→ SET EXERCISE
Render the material again word for word, skipping the pictures in it.

→ Data entries
....................

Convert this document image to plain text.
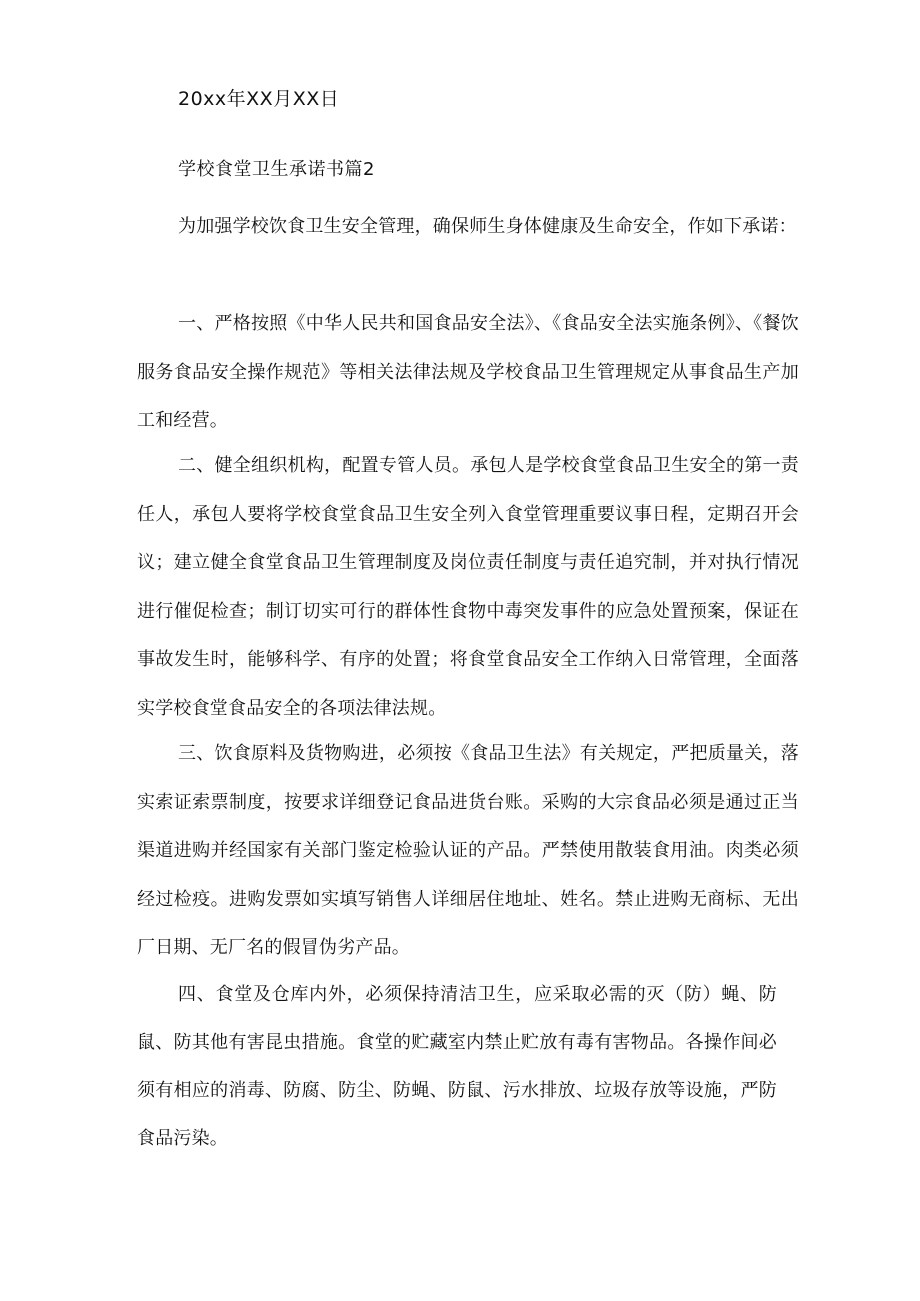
20xx年XX月XX日
学校食堂卫生承诺书篇2

为加强学校饮食卫生安全管理，确保师生身体健康及生命安全，作如下承诺：

一、严格按照《中华人民共和国食品安全法》、《食品安全法实施条例》、《餐饮服务食品安全操作规范》等相关法律法规及学校食品卫生管理规定从事食品生产加工和经营。

二、健全组织机构，配置专管人员。承包人是学校食堂食品卫生安全的第一责任人，承包人要将学校食堂食品卫生安全列入食堂管理重要议事日程，定期召开会议；建立健全食堂食品卫生管理制度及岗位责任制度与责任追究制，并对执行情况进行催促检查；制订切实可行的群体性食物中毒突发事件的应急处置预案，保证在事故发生时，能够科学、有序的处置；将食堂食品安全工作纳入日常管理，全面落实学校食堂食品安全的各项法律法规。

三、饮食原料及货物购进，必须按《食品卫生法》有关规定，严把质量关，落实索证索票制度，按要求详细登记食品进货台账。采购的大宗食品必须是通过正当渠道进购并经国家有关部门鉴定检验认证的产品。严禁使用散装食用油。肉类必须经过检疫。进购发票如实填写销售人详细居住地址、姓名。禁止进购无商标、无出厂日期、无厂名的假冒伪劣产品。

四、食堂及仓库内外，必须保持清洁卫生，应采取必需的灭（防）蝇、防鼠、防其他有害昆虫措施。食堂的贮藏室内禁止贮放有毒有害物品。各操作间必须有相应的消毒、防腐、防尘、防蝇、防鼠、污水排放、垃圾存放等设施，严防食品污染。
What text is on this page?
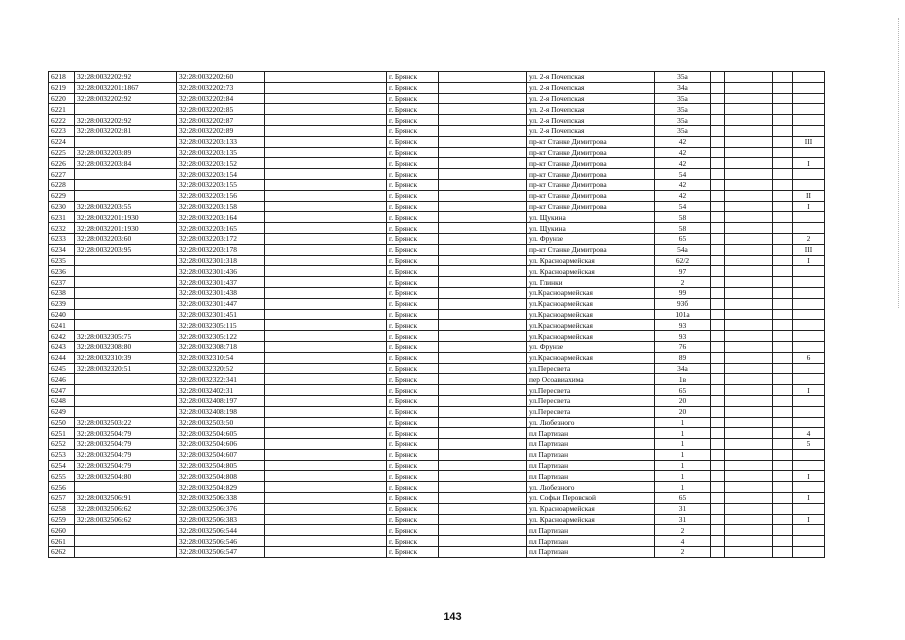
6218	32:28:0032202:92	32:28:0032202:60		г. Брянск		ул. 2-я Почепская	35а				
6219	32:28:0032201:1867	32:28:0032202:73		г. Брянск		ул. 2-я Почепская	34а				
6220	32:28:0032202:92	32:28:0032202:84		г. Брянск		ул. 2-я Почепская	35а				
6221		32:28:0032202:85		г. Брянск		ул. 2-я Почепская	35а				
6222	32:28:0032202:92	32:28:0032202:87		г. Брянск		ул. 2-я Почепская	35а				
6223	32:28:0032202:81	32:28:0032202:89		г. Брянск		ул. 2-я Почепская	35а				
6224		32:28:0032203:133		г. Брянск		пр-кт Станке Димитрова	42				III
6225	32:28:0032203:89	32:28:0032203:135		г. Брянск		пр-кт Станке Димитрова	42				
6226	32:28:0032203:84	32:28:0032203:152		г. Брянск		пр-кт Станке Димитрова	42				I
6227		32:28:0032203:154		г. Брянск		пр-кт Станке Димитрова	54				
6228		32:28:0032203:155		г. Брянск		пр-кт Станке Димитрова	42				
6229		32:28:0032203:156		г. Брянск		пр-кт Станке Димитрова	42				II
6230	32:28:0032203:55	32:28:0032203:158		г. Брянск		пр-кт Станке Димитрова	54				I
6231	32:28:0032201:1930	32:28:0032203:164		г. Брянск		ул. Щукина	58				
6232	32:28:0032201:1930	32:28:0032203:165		г. Брянск		ул. Щукина	58				
6233	32:28:0032203:60	32:28:0032203:172		г. Брянск		ул. Фрунзе	65				2
6234	32:28:0032203:95	32:28:0032203:178		г. Брянск		пр-кт Станке Димитрова	54а				III
6235		32:28:0032301:318		г. Брянск		ул. Красноармейская	62/2				I
6236		32:28:0032301:436		г. Брянск		ул. Красноармейская	97				
6237		32:28:0032301:437		г. Брянск		ул. Глинки	2				
6238		32:28:0032301:438		г. Брянск		ул.Красноармейская	99				
6239		32:28:0032301:447		г. Брянск		ул.Красноармейская	93б				
6240		32:28:0032301:451		г. Брянск		ул.Красноармейская	101а				
6241		32:28:0032305:115		г. Брянск		ул.Красноармейская	93				
6242	32:28:0032305:75	32:28:0032305:122		г. Брянск		ул.Красноармейская	93				
6243	32:28:0032308:80	32:28:0032308:718		г. Брянск		ул. Фрунзе	76				
6244	32:28:0032310:39	32:28:0032310:54		г. Брянск		ул.Красноармейская	89				6
6245	32:28:0032320:51	32:28:0032320:52		г. Брянск		ул.Пересвета	34а				
6246		32:28:0032322:341		г. Брянск		пер Осоавиахима	1в				
6247		32:28:0032402:31		г. Брянск		ул.Пересвета	65				I
6248		32:28:0032408:197		г. Брянск		ул.Пересвета	20				
6249		32:28:0032408:198		г. Брянск		ул.Пересвета	20				
6250	32:28:0032503:22	32:28:0032503:50		г. Брянск		ул. Любезного	1				
6251	32:28:0032504:79	32:28:0032504:605		г. Брянск		пл Партизан	1				4
6252	32:28:0032504:79	32:28:0032504:606		г. Брянск		пл Партизан	1				5
6253	32:28:0032504:79	32:28:0032504:607		г. Брянск		пл Партизан	1				
6254	32:28:0032504:79	32:28:0032504:805		г. Брянск		пл Партизан	1				
6255	32:28:0032504:80	32:28:0032504:808		г. Брянск		пл Партизан	1				I
6256		32:28:0032504:829		г. Брянск		ул. Любезного	1				
6257	32:28:0032506:91	32:28:0032506:338		г. Брянск		ул. Софьи Перовской	65				I
6258	32:28:0032506:62	32:28:0032506:376		г. Брянск		ул. Красноармейская	31				
6259	32:28:0032506:62	32:28:0032506:383		г. Брянск		ул. Красноармейская	31				I
6260		32:28:0032506:544		г. Брянск		пл Партизан	2				
6261		32:28:0032506:546		г. Брянск		пл Партизан	4				
6262		32:28:0032506:547		г. Брянск		пл Партизан	2				
143
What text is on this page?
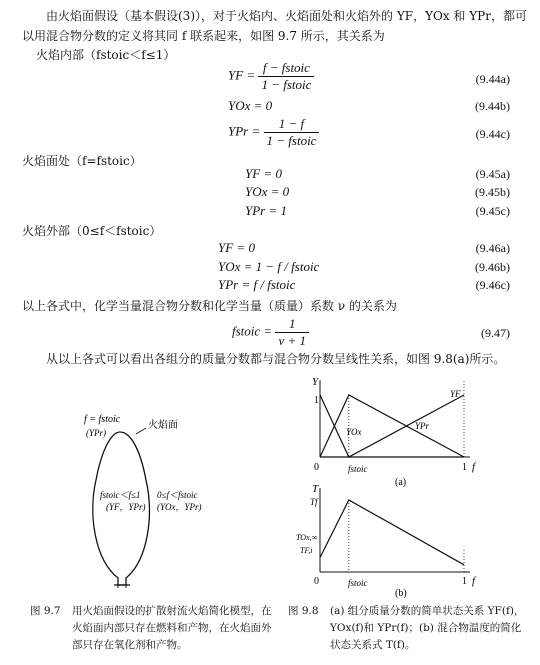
由火焰面假设（基本假设(3)），对于火焰内、火焰面处和火焰外的 YF，YOx 和 YPr，都可以用混合物分数的定义将其同 f 联系起来，如图 9.7 所示，其关系为
火焰内部（fstoic＜f≤1）
YF = $\frac{\text{f − fstoic}}{\text{1 − fstoic}}$	(9.44a)
YOx = 0	(9.44b)
YPr = $\frac{1 - f}{\text{1 − fstoic}}$	(9.44c)
火焰面处（f=fstoic）
YF = 0	(9.45a)
YOx = 0	(9.45b)
YPr = 1	(9.45c)
火焰外部（0≤f＜fstoic）
YF = 0	(9.46a)
YOx = 1 − f / fstoic	(9.46b)
YPr = f / fstoic	(9.46c)
以上各式中，化学当量混合物分数和化学当量（质量）系数 ν 的关系为
fstoic = $\frac{1}{\nu + 1}$	(9.47)
从以上各式可以看出各组分的质量分数都与混合物分数呈线性关系，如图 9.8(a)所示。
f = fstoic
(YPr)
火焰面
fstoic＜f≤1
(YF，YPr)
0≤f＜fstoic
(YOx，YPr)
图 9.7 用火焰面假设的扩散射流火焰简化模型，在火焰面内部只存在燃料和产物，在火焰面外部只存在氧化剂和产物。
Y
1
0	fstoic	1 f
YF
YOx
YPr
(a)
T
Tf
TOx,∞
TF,i
0	fstoic	1 f
(b)
图 9.8 (a) 组分质量分数的简单状态关系 YF(f)，YOx(f)和 YPr(f)；(b) 混合物温度的简化状态关系式 T(f)。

....................

→ ANSWER FOR THE TASK
Convert this document image to plain text.
20xx年XX月XX日
学校食堂卫生承诺书篇2

为加强学校饮食卫生安全管理，确保师生身体健康及生命安全，作如下承诺：

一、严格按照《中华人民共和国食品安全法》、《食品安全法实施条例》、《餐饮服务食品安全操作规范》等相关法律法规及学校食品卫生管理规定从事食品生产加工和经营。

二、健全组织机构，配置专管人员。承包人是学校食堂食品卫生安全的第一责任人，承包人要将学校食堂食品卫生安全列入食堂管理重要议事日程，定期召开会议；建立健全食堂食品卫生管理制度及岗位责任制度与责任追究制，并对执行情况进行催促检查；制订切实可行的群体性食物中毒突发事件的应急处置预案，保证在事故发生时，能够科学、有序的处置；将食堂食品安全工作纳入日常管理，全面落实学校食堂食品安全的各项法律法规。

三、饮食原料及货物购进，必须按《食品卫生法》有关规定，严把质量关，落实索证索票制度，按要求详细登记食品进货台账。采购的大宗食品必须是通过正当渠道进购并经国家有关部门鉴定检验认证的产品。严禁使用散装食用油。肉类必须经过检疫。进购发票如实填写销售人详细居住地址、姓名。禁止进购无商标、无出厂日期、无厂名的假冒伪劣产品。

四、食堂及仓库内外，必须保持清洁卫生，应采取必需的灭（防）蝇、防鼠、防其他有害昆虫措施。食堂的贮藏室内禁止贮放有毒有害物品。各操作间必须有相应的消毒、防腐、防尘、防蝇、防鼠、污水排放、垃圾存放等设施，严防食品污染。
What text is on this page?
6218	32:28:0032202:92	32:28:0032202:60		г. Брянск		ул. 2-я Почепская	35а				
6219	32:28:0032201:1867	32:28:0032202:73		г. Брянск		ул. 2-я Почепская	34а				
6220	32:28:0032202:92	32:28:0032202:84		г. Брянск		ул. 2-я Почепская	35а				
6221		32:28:0032202:85		г. Брянск		ул. 2-я Почепская	35а				
6222	32:28:0032202:92	32:28:0032202:87		г. Брянск		ул. 2-я Почепская	35а				
6223	32:28:0032202:81	32:28:0032202:89		г. Брянск		ул. 2-я Почепская	35а				
6224		32:28:0032203:133		г. Брянск		пр-кт Станке Димитрова	42				III
6225	32:28:0032203:89	32:28:0032203:135		г. Брянск		пр-кт Станке Димитрова	42				
6226	32:28:0032203:84	32:28:0032203:152		г. Брянск		пр-кт Станке Димитрова	42				I
6227		32:28:0032203:154		г. Брянск		пр-кт Станке Димитрова	54				
6228		32:28:0032203:155		г. Брянск		пр-кт Станке Димитрова	42				
6229		32:28:0032203:156		г. Брянск		пр-кт Станке Димитрова	42				II
6230	32:28:0032203:55	32:28:0032203:158		г. Брянск		пр-кт Станке Димитрова	54				I
6231	32:28:0032201:1930	32:28:0032203:164		г. Брянск		ул. Щукина	58				
6232	32:28:0032201:1930	32:28:0032203:165		г. Брянск		ул. Щукина	58				
6233	32:28:0032203:60	32:28:0032203:172		г. Брянск		ул. Фрунзе	65				2
6234	32:28:0032203:95	32:28:0032203:178		г. Брянск		пр-кт Станке Димитрова	54а				III
6235		32:28:0032301:318		г. Брянск		ул. Красноармейская	62/2				I
6236		32:28:0032301:436		г. Брянск		ул. Красноармейская	97				
6237		32:28:0032301:437		г. Брянск		ул. Глинки	2				
6238		32:28:0032301:438		г. Брянск		ул.Красноармейская	99				
6239		32:28:0032301:447		г. Брянск		ул.Красноармейская	93б				
6240		32:28:0032301:451		г. Брянск		ул.Красноармейская	101а				
6241		32:28:0032305:115		г. Брянск		ул.Красноармейская	93				
6242	32:28:0032305:75	32:28:0032305:122		г. Брянск		ул.Красноармейская	93				
6243	32:28:0032308:80	32:28:0032308:718		г. Брянск		ул. Фрунзе	76				
6244	32:28:0032310:39	32:28:0032310:54		г. Брянск		ул.Красноармейская	89				6
6245	32:28:0032320:51	32:28:0032320:52		г. Брянск		ул.Пересвета	34а				
6246		32:28:0032322:341		г. Брянск		пер Осоавиахима	1в				
6247		32:28:0032402:31		г. Брянск		ул.Пересвета	65				I
6248		32:28:0032408:197		г. Брянск		ул.Пересвета	20				
6249		32:28:0032408:198		г. Брянск		ул.Пересвета	20				
6250	32:28:0032503:22	32:28:0032503:50		г. Брянск		ул. Любезного	1				
6251	32:28:0032504:79	32:28:0032504:605		г. Брянск		пл Партизан	1				4
6252	32:28:0032504:79	32:28:0032504:606		г. Брянск		пл Партизан	1				5
6253	32:28:0032504:79	32:28:0032504:607		г. Брянск		пл Партизан	1				
6254	32:28:0032504:79	32:28:0032504:805		г. Брянск		пл Партизан	1				
6255	32:28:0032504:80	32:28:0032504:808		г. Брянск		пл Партизан	1				I
6256		32:28:0032504:829		г. Брянск		ул. Любезного	1				
6257	32:28:0032506:91	32:28:0032506:338		г. Брянск		ул. Софьи Перовской	65				I
6258	32:28:0032506:62	32:28:0032506:376		г. Брянск		ул. Красноармейская	31				
6259	32:28:0032506:62	32:28:0032506:383		г. Брянск		ул. Красноармейская	31				I
6260		32:28:0032506:544		г. Брянск		пл Партизан	2				
6261		32:28:0032506:546		г. Брянск		пл Партизан	4				
6262		32:28:0032506:547		г. Брянск		пл Партизан	2				
143
What text is on this page?
由火焰面假设（基本假设(3)），对于火焰内、火焰面处和火焰外的 YF，YOx 和 YPr，都可以用混合物分数的定义将其同 f 联系起来，如图 9.7 所示，其关系为
火焰内部（fstoic＜f≤1）
YF = $\frac{\text{f − fstoic}}{\text{1 − fstoic}}$	(9.44a)
YOx = 0	(9.44b)
YPr = $\frac{1 - f}{\text{1 − fstoic}}$	(9.44c)
火焰面处（f=fstoic）
YF = 0	(9.45a)
YOx = 0	(9.45b)
YPr = 1	(9.45c)
火焰外部（0≤f＜fstoic）
YF = 0	(9.46a)
YOx = 1 − f / fstoic	(9.46b)
YPr = f / fstoic	(9.46c)
以上各式中，化学当量混合物分数和化学当量（质量）系数 ν 的关系为
fstoic = $\frac{1}{\nu + 1}$	(9.47)
从以上各式可以看出各组分的质量分数都与混合物分数呈线性关系，如图 9.8(a)所示。
f = fstoic
(YPr)
火焰面
fstoic＜f≤1
(YF，YPr)
0≤f＜fstoic
(YOx，YPr)
图 9.7 用火焰面假设的扩散射流火焰简化模型，在火焰面内部只存在燃料和产物，在火焰面外部只存在氧化剂和产物。
Y
1
0	fstoic	1 f
YF
YOx
YPr
(a)
T
Tf
TOx,∞
TF,i
0	fstoic	1 f
(b)
图 9.8 (a) 组分质量分数的简单状态关系 YF(f)，YOx(f)和 YPr(f)；(b) 混合物温度的简化状态关系式 T(f)。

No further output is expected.